* begin *

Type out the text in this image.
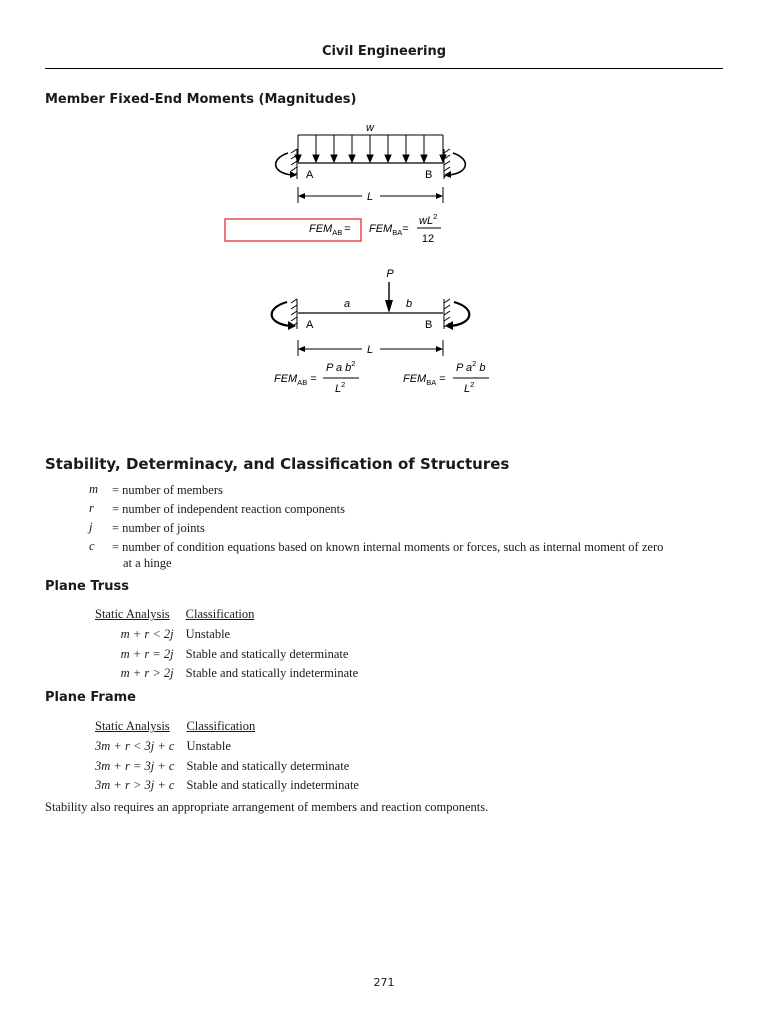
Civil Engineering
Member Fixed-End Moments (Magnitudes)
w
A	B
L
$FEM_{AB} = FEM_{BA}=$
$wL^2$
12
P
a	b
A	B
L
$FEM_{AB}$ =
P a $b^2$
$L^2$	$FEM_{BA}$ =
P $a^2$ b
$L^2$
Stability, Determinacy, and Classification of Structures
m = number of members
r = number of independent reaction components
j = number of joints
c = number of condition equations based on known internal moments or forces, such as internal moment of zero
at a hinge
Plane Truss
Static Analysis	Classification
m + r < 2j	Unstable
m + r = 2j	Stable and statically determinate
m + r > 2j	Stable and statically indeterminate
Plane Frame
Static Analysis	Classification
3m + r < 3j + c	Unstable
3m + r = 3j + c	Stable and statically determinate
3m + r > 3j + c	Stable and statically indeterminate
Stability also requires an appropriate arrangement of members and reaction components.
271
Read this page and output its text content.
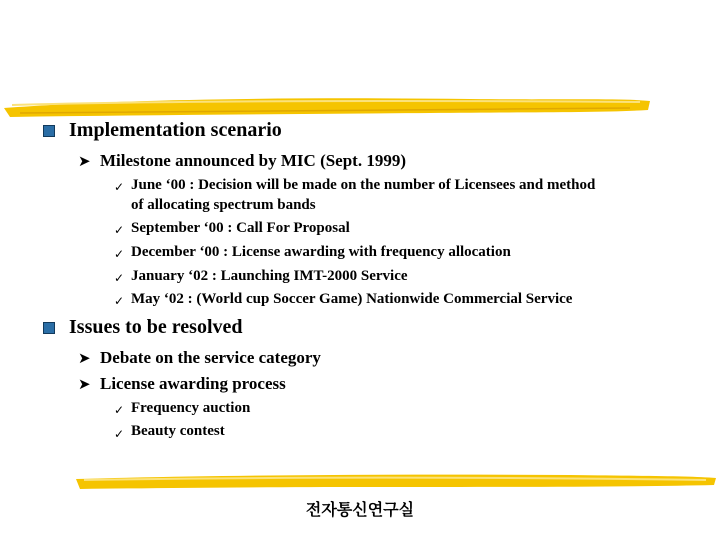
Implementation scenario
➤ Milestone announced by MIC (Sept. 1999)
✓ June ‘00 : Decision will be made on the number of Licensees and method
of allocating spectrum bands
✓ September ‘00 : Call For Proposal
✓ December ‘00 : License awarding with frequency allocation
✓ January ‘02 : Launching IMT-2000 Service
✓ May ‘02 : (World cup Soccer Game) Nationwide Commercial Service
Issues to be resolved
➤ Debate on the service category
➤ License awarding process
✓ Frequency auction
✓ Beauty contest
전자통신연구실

* end *

Find out how many lines in the listing contain the string "members". Give the number alone.

■ TASK RESULT: 2